[Materials provided]:
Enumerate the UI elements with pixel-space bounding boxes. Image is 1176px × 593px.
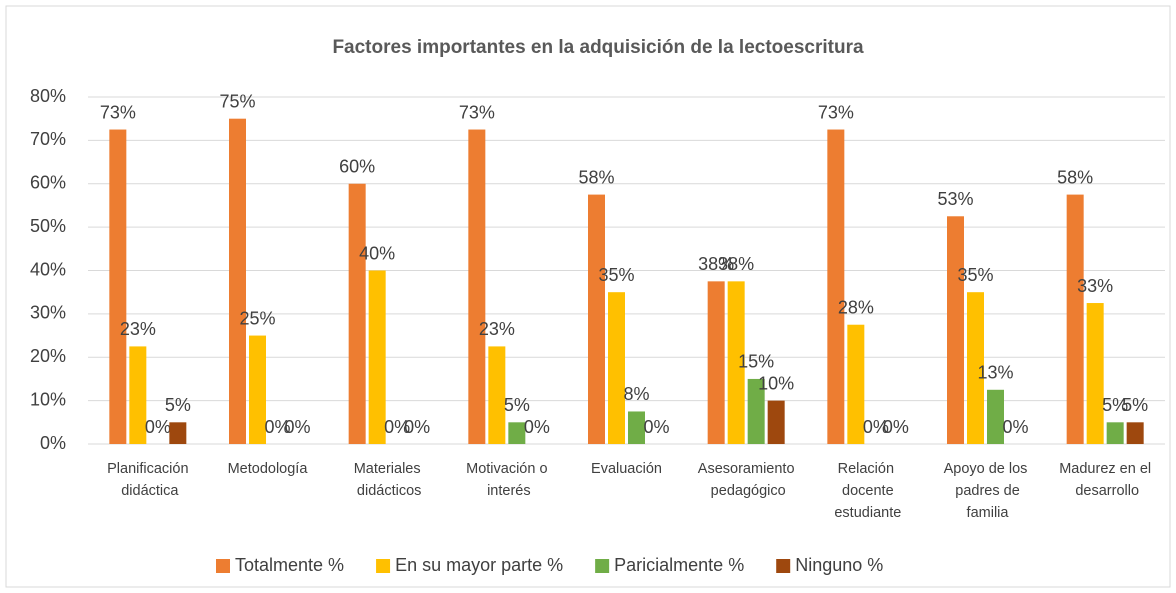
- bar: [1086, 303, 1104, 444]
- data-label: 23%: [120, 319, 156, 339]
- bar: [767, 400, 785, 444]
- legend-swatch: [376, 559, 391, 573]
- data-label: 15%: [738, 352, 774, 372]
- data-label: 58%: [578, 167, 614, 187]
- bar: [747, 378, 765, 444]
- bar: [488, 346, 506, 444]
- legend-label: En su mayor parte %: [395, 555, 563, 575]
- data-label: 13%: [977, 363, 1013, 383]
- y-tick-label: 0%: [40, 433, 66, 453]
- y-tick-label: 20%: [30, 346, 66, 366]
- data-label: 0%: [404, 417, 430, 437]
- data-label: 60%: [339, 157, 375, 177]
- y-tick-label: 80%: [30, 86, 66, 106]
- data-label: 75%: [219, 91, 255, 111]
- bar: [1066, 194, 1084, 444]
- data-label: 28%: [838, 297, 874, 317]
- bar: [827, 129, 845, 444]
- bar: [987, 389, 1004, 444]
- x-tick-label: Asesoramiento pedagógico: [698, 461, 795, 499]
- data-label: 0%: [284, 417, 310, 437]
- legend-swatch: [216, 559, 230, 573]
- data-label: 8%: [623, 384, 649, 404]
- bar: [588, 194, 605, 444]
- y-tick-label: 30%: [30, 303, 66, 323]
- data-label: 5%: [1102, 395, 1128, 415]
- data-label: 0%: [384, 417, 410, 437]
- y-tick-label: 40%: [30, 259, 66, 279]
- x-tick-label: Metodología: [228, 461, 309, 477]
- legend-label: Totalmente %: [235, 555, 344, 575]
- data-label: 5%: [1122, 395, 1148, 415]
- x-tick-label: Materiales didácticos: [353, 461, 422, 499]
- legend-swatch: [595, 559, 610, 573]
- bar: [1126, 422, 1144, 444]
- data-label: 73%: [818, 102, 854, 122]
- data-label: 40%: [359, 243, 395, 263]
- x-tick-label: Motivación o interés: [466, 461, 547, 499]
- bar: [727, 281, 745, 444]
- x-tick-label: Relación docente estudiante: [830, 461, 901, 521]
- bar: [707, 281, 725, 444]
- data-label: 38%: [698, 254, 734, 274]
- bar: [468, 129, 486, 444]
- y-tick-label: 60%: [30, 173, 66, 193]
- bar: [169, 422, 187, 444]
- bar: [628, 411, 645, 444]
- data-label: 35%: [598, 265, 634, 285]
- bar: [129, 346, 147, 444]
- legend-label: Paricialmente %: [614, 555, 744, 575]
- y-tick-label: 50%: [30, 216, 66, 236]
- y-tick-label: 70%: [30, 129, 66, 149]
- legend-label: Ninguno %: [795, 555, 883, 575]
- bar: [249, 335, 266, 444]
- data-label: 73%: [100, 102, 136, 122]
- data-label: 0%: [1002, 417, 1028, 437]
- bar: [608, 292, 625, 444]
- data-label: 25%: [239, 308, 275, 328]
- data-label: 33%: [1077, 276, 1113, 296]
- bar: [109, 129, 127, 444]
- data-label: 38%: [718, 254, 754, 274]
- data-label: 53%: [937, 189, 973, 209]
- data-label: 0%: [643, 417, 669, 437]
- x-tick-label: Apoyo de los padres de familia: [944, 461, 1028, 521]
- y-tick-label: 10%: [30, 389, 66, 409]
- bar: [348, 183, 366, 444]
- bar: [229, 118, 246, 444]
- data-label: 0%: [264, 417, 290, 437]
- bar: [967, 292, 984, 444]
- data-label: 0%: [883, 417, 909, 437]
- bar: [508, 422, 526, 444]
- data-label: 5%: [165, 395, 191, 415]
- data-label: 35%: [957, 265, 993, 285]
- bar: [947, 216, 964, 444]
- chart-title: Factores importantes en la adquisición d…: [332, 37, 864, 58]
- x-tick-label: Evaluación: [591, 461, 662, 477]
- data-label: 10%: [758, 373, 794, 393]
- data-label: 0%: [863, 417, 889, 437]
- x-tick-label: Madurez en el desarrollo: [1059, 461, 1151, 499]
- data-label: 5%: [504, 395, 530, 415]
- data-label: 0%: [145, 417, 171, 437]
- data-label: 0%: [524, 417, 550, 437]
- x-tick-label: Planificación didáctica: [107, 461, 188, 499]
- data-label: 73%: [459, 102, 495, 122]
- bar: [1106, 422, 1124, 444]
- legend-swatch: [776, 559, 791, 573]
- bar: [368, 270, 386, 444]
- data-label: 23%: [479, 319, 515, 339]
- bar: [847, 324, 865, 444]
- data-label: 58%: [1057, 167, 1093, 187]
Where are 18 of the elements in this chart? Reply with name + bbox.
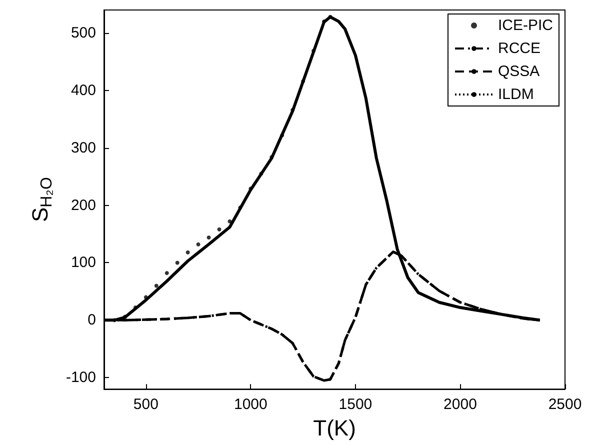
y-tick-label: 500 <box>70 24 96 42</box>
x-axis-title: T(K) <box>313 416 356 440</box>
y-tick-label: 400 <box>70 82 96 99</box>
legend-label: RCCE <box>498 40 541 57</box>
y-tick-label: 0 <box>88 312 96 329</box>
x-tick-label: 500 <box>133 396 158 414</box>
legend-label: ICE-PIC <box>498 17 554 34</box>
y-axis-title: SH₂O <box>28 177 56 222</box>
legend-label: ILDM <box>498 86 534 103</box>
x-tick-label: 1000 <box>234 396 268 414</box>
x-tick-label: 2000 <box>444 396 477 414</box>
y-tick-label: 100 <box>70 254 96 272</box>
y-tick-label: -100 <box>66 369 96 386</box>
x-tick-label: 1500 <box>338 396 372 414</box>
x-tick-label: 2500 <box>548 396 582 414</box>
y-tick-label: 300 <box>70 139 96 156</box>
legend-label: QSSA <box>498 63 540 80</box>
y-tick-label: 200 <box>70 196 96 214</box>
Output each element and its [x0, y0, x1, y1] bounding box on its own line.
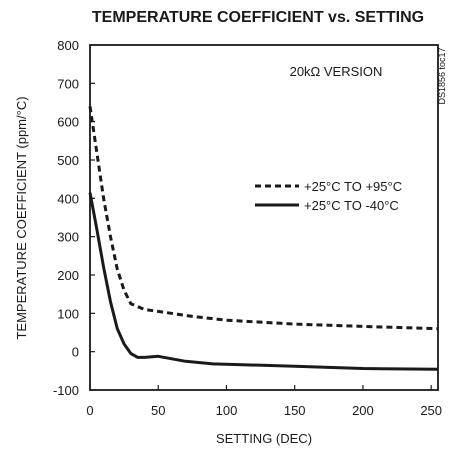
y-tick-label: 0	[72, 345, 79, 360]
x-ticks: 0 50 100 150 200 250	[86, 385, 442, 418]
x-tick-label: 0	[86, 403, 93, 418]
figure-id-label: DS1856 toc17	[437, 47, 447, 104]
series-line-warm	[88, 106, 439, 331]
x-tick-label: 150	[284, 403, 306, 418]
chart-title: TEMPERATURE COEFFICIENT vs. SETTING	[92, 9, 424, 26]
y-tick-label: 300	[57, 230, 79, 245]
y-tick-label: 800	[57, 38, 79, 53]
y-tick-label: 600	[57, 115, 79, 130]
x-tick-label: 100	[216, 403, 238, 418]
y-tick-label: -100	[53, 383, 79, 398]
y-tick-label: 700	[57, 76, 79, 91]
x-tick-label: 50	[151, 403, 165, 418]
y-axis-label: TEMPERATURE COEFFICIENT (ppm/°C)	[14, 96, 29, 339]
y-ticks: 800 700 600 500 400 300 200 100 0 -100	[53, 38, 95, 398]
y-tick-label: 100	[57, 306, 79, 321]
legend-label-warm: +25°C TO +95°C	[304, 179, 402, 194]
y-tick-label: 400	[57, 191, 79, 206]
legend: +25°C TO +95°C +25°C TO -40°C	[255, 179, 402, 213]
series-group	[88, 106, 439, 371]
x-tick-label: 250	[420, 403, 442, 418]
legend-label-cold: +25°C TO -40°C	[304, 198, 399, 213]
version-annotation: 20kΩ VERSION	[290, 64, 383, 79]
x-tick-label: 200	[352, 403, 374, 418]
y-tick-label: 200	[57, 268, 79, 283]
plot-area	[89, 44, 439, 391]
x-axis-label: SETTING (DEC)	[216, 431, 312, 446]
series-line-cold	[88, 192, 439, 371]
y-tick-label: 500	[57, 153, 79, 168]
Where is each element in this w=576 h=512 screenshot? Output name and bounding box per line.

[Exercise prompt]: Format every line of the listing above as a numbered list, dropping any blank lines and leaving out the pictures.

[Full response]:
1. Enumerate the UI elements with pixel-space bounding boxes. Image is 1176px × 593px.
2. - bar: [1086, 303, 1104, 444]
3. - data-label: 23%: [120, 319, 156, 339]
4. - bar: [767, 400, 785, 444]
5. - legend-swatch: [376, 559, 391, 573]
6. - data-label: 15%: [738, 352, 774, 372]
7. - data-label: 58%: [578, 167, 614, 187]
8. - bar: [747, 378, 765, 444]
9. - bar: [488, 346, 506, 444]
10. - legend-label: En su mayor parte %: [395, 555, 563, 575]
11. - data-label: 13%: [977, 363, 1013, 383]
12. - y-tick-label: 0%: [40, 433, 66, 453]
13. - y-tick-label: 20%: [30, 346, 66, 366]
14. - data-label: 0%: [404, 417, 430, 437]
15. - data-label: 60%: [339, 157, 375, 177]
16. - y-tick-label: 80%: [30, 86, 66, 106]
17. - data-label: 75%: [219, 91, 255, 111]
18. - bar: [1066, 194, 1084, 444]
19. - data-label: 28%: [838, 297, 874, 317]
20. - bar: [827, 129, 845, 444]
21. - bar: [987, 389, 1004, 444]
22. - x-tick-label: Asesoramiento pedagógico: [698, 461, 795, 499]
23. - data-label: 0%: [284, 417, 310, 437]
24. - legend-swatch: [216, 559, 230, 573]
25. - data-label: 8%: [623, 384, 649, 404]
26. - bar: [588, 194, 605, 444]
27. - y-tick-label: 30%: [30, 303, 66, 323]
28. - data-label: 5%: [1102, 395, 1128, 415]
29. - data-label: 0%: [384, 417, 410, 437]
30. - y-tick-label: 40%: [30, 259, 66, 279]
31. - x-tick-label: Metodología: [228, 461, 309, 477]
32. - legend-label: Totalmente %: [235, 555, 344, 575]
33. - data-label: 5%: [1122, 395, 1148, 415]
34. - x-tick-label: Materiales didácticos: [353, 461, 422, 499]
35. - legend-swatch: [595, 559, 610, 573]
36. - bar: [1126, 422, 1144, 444]
37. - data-label: 73%: [818, 102, 854, 122]
38. - data-label: 40%: [359, 243, 395, 263]
39. - x-tick-label: Motivación o interés: [466, 461, 547, 499]
40. - bar: [727, 281, 745, 444]
41. - x-tick-label: Relación docente estudiante: [830, 461, 901, 521]
42. - bar: [707, 281, 725, 444]
43. - data-label: 38%: [698, 254, 734, 274]
44. - bar: [468, 129, 486, 444]
45. - y-tick-label: 60%: [30, 173, 66, 193]
46. - bar: [169, 422, 187, 444]
47. - bar: [628, 411, 645, 444]
48. - data-label: 35%: [598, 265, 634, 285]
49. - bar: [129, 346, 147, 444]
50. - legend-label: Paricialmente %: [614, 555, 744, 575]
51. - y-tick-label: 50%: [30, 216, 66, 236]
52. - y-tick-label: 70%: [30, 129, 66, 149]
53. - legend-label: Ninguno %: [795, 555, 883, 575]
54. - bar: [249, 335, 266, 444]
55. - data-label: 73%: [100, 102, 136, 122]
56. - data-label: 0%: [1002, 417, 1028, 437]
57. - bar: [608, 292, 625, 444]
58. - data-label: 25%: [239, 308, 275, 328]
59. - data-label: 33%: [1077, 276, 1113, 296]
60. - bar: [109, 129, 127, 444]
61. - data-label: 38%: [718, 254, 754, 274]
62. - data-label: 53%: [937, 189, 973, 209]
63. - data-label: 0%: [643, 417, 669, 437]
64. - x-tick-label: Apoyo de los padres de familia: [944, 461, 1028, 521]
65. - y-tick-label: 10%: [30, 389, 66, 409]
66. - bar: [348, 183, 366, 444]
67. - bar: [229, 118, 246, 444]
68. - data-label: 0%: [264, 417, 290, 437]
69. - bar: [967, 292, 984, 444]
70. - data-label: 0%: [883, 417, 909, 437]
71. - bar: [508, 422, 526, 444]
72. - data-label: 5%: [165, 395, 191, 415]
73. - data-label: 35%: [957, 265, 993, 285]
74. - bar: [947, 216, 964, 444]
75. - chart-title: Factores importantes en la adquisición d…: [332, 37, 864, 58]
76. - x-tick-label: Evaluación: [591, 461, 662, 477]
77. - data-label: 10%: [758, 373, 794, 393]
78. - data-label: 0%: [863, 417, 889, 437]
79. - x-tick-label: Madurez en el desarrollo: [1059, 461, 1151, 499]
80. - data-label: 5%: [504, 395, 530, 415]
81. - data-label: 0%: [145, 417, 171, 437]
82. - data-label: 0%: [524, 417, 550, 437]
83. - x-tick-label: Planificación didáctica: [107, 461, 188, 499]
84. - data-label: 73%: [459, 102, 495, 122]
85. - bar: [1106, 422, 1124, 444]
86. - legend-swatch: [776, 559, 791, 573]
87. - bar: [368, 270, 386, 444]
88. - data-label: 23%: [479, 319, 515, 339]
89. - bar: [847, 324, 865, 444]
90. - data-label: 58%: [1057, 167, 1093, 187]
91. Where are 18 of the elements in this chart? Reply with name + bbox.
92. y-tick-label: 500 <box>70 24 96 42</box>
93. x-axis-title: T(K) <box>313 416 356 440</box>
94. y-tick-label: 400 <box>70 82 96 99</box>
95. legend-label: RCCE <box>498 40 541 57</box>
96. y-tick-label: 0 <box>88 312 96 329</box>
97. x-tick-label: 500 <box>133 396 158 414</box>
98. legend-label: ICE-PIC <box>498 17 554 34</box>
99. y-axis-title: SH₂O <box>28 177 56 222</box>
100. legend-label: ILDM <box>498 86 534 103</box>
101. x-tick-label: 1000 <box>234 396 268 414</box>
102. x-tick-label: 2000 <box>444 396 477 414</box>
103. y-tick-label: 100 <box>70 254 96 272</box>
104. y-tick-label: -100 <box>66 369 96 386</box>
105. x-tick-label: 1500 <box>338 396 372 414</box>
106. x-tick-label: 2500 <box>548 396 582 414</box>
107. y-tick-label: 300 <box>70 139 96 156</box>
108. legend-label: QSSA <box>498 63 540 80</box>
109. y-tick-label: 200 <box>70 196 96 214</box>
110. Output each element and its [x0, y0, x1, y1] bounding box on its own line.
111. y-tick-label: 0	[72, 345, 79, 360]
112. x-ticks: 0 50 100 150 200 250	[86, 385, 442, 418]
113. x-tick-label: 0	[86, 403, 93, 418]
114. figure-id-label: DS1856 toc17	[437, 47, 447, 104]
115. series-line-warm	[88, 106, 439, 331]
116. x-tick-label: 150	[284, 403, 306, 418]
117. chart-title: TEMPERATURE COEFFICIENT vs. SETTING	[92, 9, 424, 26]
118. y-tick-label: 300	[57, 230, 79, 245]
119. y-tick-label: 800	[57, 38, 79, 53]
120. y-tick-label: 600	[57, 115, 79, 130]
121. x-tick-label: 100	[216, 403, 238, 418]
122. y-tick-label: -100	[53, 383, 79, 398]
123. y-tick-label: 700	[57, 76, 79, 91]
124. x-tick-label: 50	[151, 403, 165, 418]
125. y-axis-label: TEMPERATURE COEFFICIENT (ppm/°C)	[14, 96, 29, 339]
126. y-ticks: 800 700 600 500 400 300 200 100 0 -100	[53, 38, 95, 398]
127. y-tick-label: 100	[57, 306, 79, 321]
128. legend-label-warm: +25°C TO +95°C	[304, 179, 402, 194]
129. y-tick-label: 400	[57, 191, 79, 206]
130. legend: +25°C TO +95°C +25°C TO -40°C	[255, 179, 402, 213]
131. series-group	[88, 106, 439, 371]
132. x-tick-label: 250	[420, 403, 442, 418]
133. legend-label-cold: +25°C TO -40°C	[304, 198, 399, 213]
134. version-annotation: 20kΩ VERSION	[290, 64, 383, 79]
135. x-tick-label: 200	[352, 403, 374, 418]
136. y-tick-label: 200	[57, 268, 79, 283]
137. plot-area	[89, 44, 439, 391]
138. x-axis-label: SETTING (DEC)	[216, 431, 312, 446]
139. series-line-cold	[88, 192, 439, 371]
140. y-tick-label: 500	[57, 153, 79, 168]
141. Where is each element in this w=576 h=512 screenshot? Output name and bounding box per line.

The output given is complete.